>> start

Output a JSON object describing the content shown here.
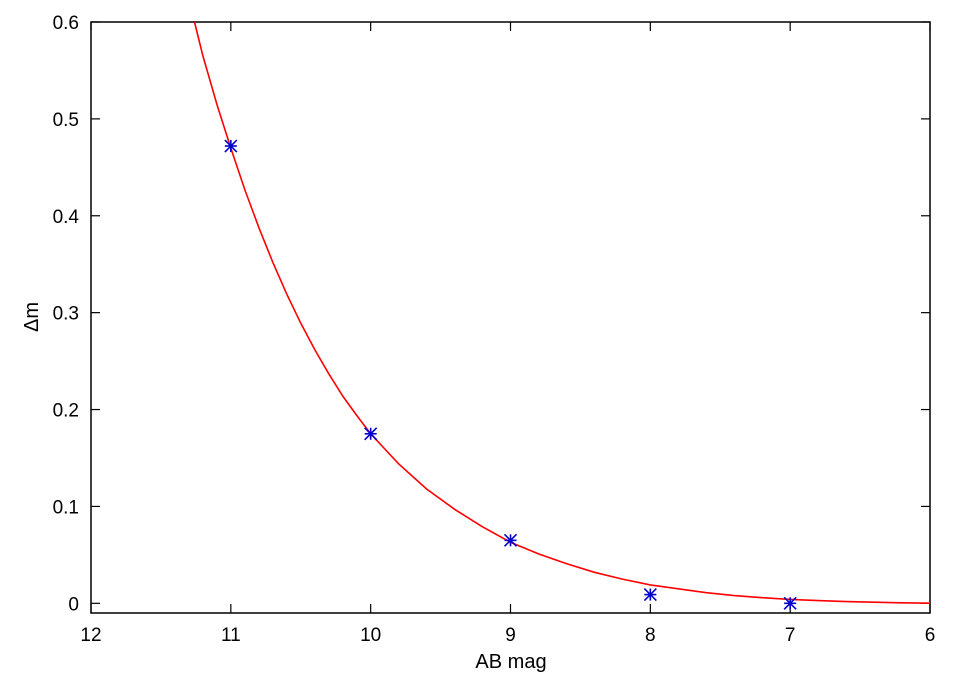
{
  "chart_data": {
    "type": "scatter",
    "title": "",
    "xlabel": "AB mag",
    "ylabel": "Δm",
    "xlim": [
      12,
      6
    ],
    "ylim": [
      -0.01,
      0.6
    ],
    "x_reversed": true,
    "grid": false,
    "x_ticks": [
      12,
      11,
      10,
      9,
      8,
      7,
      6
    ],
    "y_ticks": [
      0,
      0.1,
      0.2,
      0.3,
      0.4,
      0.5,
      0.6
    ],
    "x_tick_labels": [
      "12",
      "11",
      "10",
      "9",
      "8",
      "7",
      "6"
    ],
    "y_tick_labels": [
      "0",
      "0.1",
      "0.2",
      "0.3",
      "0.4",
      "0.5",
      "0.6"
    ],
    "series": [
      {
        "kind": "points",
        "marker": "asterisk",
        "color": "#0000cc",
        "x": [
          11,
          10,
          9,
          8,
          7
        ],
        "y": [
          0.472,
          0.175,
          0.065,
          0.009,
          0.0
        ]
      },
      {
        "kind": "fit-curve",
        "color": "#ff0000",
        "x": [
          11.26,
          11.2,
          11.1,
          11.0,
          10.9,
          10.8,
          10.7,
          10.6,
          10.5,
          10.4,
          10.3,
          10.2,
          10.1,
          10.0,
          9.8,
          9.6,
          9.4,
          9.2,
          9.0,
          8.8,
          8.6,
          8.4,
          8.2,
          8.0,
          7.8,
          7.6,
          7.4,
          7.2,
          7.0,
          6.8,
          6.6,
          6.4,
          6.2,
          6.0
        ],
        "y": [
          0.6,
          0.565,
          0.515,
          0.47,
          0.427,
          0.388,
          0.352,
          0.319,
          0.289,
          0.262,
          0.237,
          0.214,
          0.194,
          0.175,
          0.144,
          0.118,
          0.097,
          0.079,
          0.063,
          0.051,
          0.041,
          0.032,
          0.025,
          0.019,
          0.015,
          0.011,
          0.008,
          0.0058,
          0.004,
          0.0028,
          0.0018,
          0.0011,
          0.0005,
          0.0001
        ]
      }
    ]
  }
}
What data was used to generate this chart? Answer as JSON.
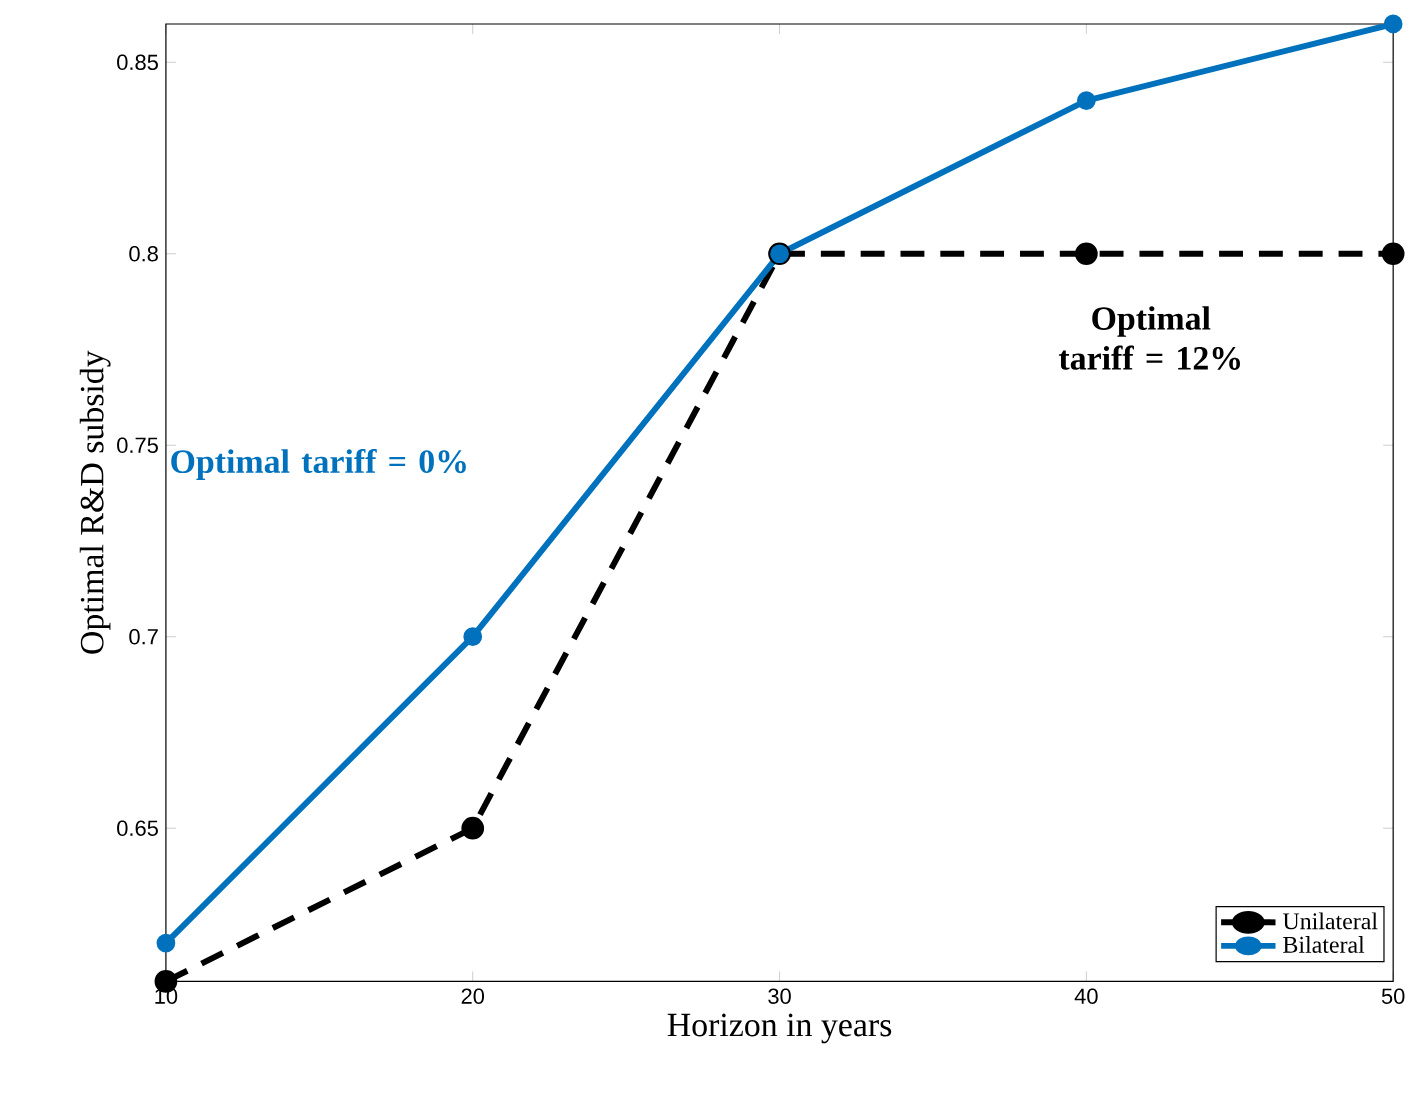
{
  "chart_data": {
    "type": "line",
    "xlabel": "Horizon in years",
    "ylabel": "Optimal R&D subsidy",
    "x": [
      10,
      20,
      30,
      40,
      50
    ],
    "series": [
      {
        "name": "Unilateral",
        "color": "#000000",
        "line_style": "dashed",
        "values": [
          0.61,
          0.65,
          0.8,
          0.8,
          0.8
        ]
      },
      {
        "name": "Bilateral",
        "color": "#0072bd",
        "line_style": "solid",
        "values": [
          0.62,
          0.7,
          0.8,
          0.84,
          0.86
        ]
      }
    ],
    "xlim": [
      10,
      50
    ],
    "xticks": [
      10,
      20,
      30,
      40,
      50
    ],
    "ylim": [
      0.61,
      0.86
    ],
    "yticks": [
      0.65,
      0.7,
      0.75,
      0.8,
      0.85
    ],
    "marker": "circle",
    "legend": "bottom right",
    "annotations": [
      "Optimal tariff = 12%",
      "Optimal tariff = 0%"
    ]
  }
}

>> end

_THE TASK_:
Pick out every line with the string "ylabel" and copy it.

_WRITTEN RESPONSE_:
    "ylabel": "Δm",
    "ylabel": "Optimal R&D subsidy",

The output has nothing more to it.